■ **What is asked**
Select every line holding the word "electrons" and copy it.

──────────────────────────────

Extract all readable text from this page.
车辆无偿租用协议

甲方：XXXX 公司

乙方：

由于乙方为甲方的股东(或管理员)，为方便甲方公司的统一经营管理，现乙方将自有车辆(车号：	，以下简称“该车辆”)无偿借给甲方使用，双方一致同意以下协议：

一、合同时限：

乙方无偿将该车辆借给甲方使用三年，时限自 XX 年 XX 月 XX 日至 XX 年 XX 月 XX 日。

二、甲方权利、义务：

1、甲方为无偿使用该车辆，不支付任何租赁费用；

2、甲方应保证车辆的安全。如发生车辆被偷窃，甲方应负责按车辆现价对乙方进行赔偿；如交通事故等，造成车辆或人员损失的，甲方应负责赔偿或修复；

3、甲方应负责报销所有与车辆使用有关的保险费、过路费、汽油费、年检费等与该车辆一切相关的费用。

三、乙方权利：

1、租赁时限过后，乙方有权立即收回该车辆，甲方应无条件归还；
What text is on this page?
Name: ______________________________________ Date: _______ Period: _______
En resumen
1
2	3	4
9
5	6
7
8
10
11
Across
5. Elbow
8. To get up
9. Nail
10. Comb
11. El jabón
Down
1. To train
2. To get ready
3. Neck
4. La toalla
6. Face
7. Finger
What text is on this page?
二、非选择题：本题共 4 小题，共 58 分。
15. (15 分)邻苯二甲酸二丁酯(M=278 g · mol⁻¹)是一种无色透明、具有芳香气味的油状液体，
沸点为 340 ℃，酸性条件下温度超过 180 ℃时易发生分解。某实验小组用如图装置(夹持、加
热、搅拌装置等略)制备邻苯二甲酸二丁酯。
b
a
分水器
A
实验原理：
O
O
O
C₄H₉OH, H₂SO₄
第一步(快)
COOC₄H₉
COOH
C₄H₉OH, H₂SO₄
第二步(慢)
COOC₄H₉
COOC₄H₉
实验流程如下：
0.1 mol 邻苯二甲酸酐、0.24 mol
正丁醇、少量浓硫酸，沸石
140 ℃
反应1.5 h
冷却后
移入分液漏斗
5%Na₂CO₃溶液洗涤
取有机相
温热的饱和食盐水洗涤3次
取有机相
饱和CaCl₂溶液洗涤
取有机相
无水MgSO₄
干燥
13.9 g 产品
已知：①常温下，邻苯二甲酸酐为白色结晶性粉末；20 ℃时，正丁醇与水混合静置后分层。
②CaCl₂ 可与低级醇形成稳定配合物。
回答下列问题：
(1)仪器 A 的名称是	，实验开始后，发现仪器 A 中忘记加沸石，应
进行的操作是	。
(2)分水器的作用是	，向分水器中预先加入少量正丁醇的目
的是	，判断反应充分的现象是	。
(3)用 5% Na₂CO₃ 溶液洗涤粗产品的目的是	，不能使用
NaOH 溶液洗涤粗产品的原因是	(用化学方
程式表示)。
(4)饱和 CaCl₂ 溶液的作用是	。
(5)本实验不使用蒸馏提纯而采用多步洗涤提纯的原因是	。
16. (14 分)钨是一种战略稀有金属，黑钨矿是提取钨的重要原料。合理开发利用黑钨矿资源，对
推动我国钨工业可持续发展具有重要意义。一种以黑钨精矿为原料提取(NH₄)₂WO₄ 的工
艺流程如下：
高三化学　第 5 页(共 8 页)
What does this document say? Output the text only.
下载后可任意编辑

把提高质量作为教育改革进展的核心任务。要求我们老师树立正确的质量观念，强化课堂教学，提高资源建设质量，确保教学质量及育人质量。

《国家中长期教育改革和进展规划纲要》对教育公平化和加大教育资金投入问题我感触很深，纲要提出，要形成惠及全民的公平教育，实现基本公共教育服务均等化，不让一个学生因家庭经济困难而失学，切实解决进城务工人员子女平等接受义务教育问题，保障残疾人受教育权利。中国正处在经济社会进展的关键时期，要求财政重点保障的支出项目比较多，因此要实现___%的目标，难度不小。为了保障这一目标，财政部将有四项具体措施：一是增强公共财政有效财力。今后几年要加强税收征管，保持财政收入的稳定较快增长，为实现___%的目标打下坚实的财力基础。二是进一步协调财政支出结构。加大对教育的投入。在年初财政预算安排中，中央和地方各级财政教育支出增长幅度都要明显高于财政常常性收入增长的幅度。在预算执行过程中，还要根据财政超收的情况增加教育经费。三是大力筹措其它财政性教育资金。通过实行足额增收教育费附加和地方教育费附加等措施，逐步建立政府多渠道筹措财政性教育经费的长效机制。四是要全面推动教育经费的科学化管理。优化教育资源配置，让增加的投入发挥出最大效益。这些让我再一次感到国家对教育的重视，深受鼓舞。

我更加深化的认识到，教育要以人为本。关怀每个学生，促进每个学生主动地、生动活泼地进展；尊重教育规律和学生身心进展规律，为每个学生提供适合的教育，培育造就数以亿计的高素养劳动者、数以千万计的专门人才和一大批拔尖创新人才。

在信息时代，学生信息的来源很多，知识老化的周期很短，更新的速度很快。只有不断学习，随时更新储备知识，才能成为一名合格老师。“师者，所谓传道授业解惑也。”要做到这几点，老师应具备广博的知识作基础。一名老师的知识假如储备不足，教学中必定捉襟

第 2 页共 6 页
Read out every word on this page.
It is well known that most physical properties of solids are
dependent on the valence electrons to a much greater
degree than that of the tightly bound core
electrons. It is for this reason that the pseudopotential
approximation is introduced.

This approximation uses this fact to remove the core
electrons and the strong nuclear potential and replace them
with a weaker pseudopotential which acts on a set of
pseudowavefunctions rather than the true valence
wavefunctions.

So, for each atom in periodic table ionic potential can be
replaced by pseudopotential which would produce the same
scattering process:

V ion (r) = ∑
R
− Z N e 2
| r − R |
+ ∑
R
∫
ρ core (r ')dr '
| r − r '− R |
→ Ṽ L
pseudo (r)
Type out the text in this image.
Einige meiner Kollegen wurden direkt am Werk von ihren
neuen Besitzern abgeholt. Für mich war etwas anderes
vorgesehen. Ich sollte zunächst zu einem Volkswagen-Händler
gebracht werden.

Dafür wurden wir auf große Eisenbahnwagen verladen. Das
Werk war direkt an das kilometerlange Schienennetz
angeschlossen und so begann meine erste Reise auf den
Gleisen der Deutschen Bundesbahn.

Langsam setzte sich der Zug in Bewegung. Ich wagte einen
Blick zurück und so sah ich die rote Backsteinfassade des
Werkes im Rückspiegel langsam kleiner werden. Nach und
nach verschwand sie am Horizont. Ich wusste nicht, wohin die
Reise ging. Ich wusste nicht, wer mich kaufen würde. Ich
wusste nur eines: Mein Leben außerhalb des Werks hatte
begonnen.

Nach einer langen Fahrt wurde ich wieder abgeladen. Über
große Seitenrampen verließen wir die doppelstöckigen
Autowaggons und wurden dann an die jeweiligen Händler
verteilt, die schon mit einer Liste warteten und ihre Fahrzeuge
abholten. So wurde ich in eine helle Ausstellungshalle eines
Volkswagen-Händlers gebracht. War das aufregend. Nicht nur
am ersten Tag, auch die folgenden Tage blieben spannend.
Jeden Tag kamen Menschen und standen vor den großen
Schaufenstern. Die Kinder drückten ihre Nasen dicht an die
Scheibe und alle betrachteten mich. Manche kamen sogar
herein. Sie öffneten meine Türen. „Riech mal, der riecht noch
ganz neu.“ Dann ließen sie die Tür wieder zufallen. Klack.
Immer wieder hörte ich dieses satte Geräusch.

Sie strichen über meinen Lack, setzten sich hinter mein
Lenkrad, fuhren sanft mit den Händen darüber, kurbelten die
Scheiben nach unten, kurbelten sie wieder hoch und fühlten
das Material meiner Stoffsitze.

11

──────────────────────────────

■ **Solved exercise**
dependent on the valence electrons to a much greater
electrons. It is for this reason that the pseudopotential
electrons and the strong nuclear potential and replace them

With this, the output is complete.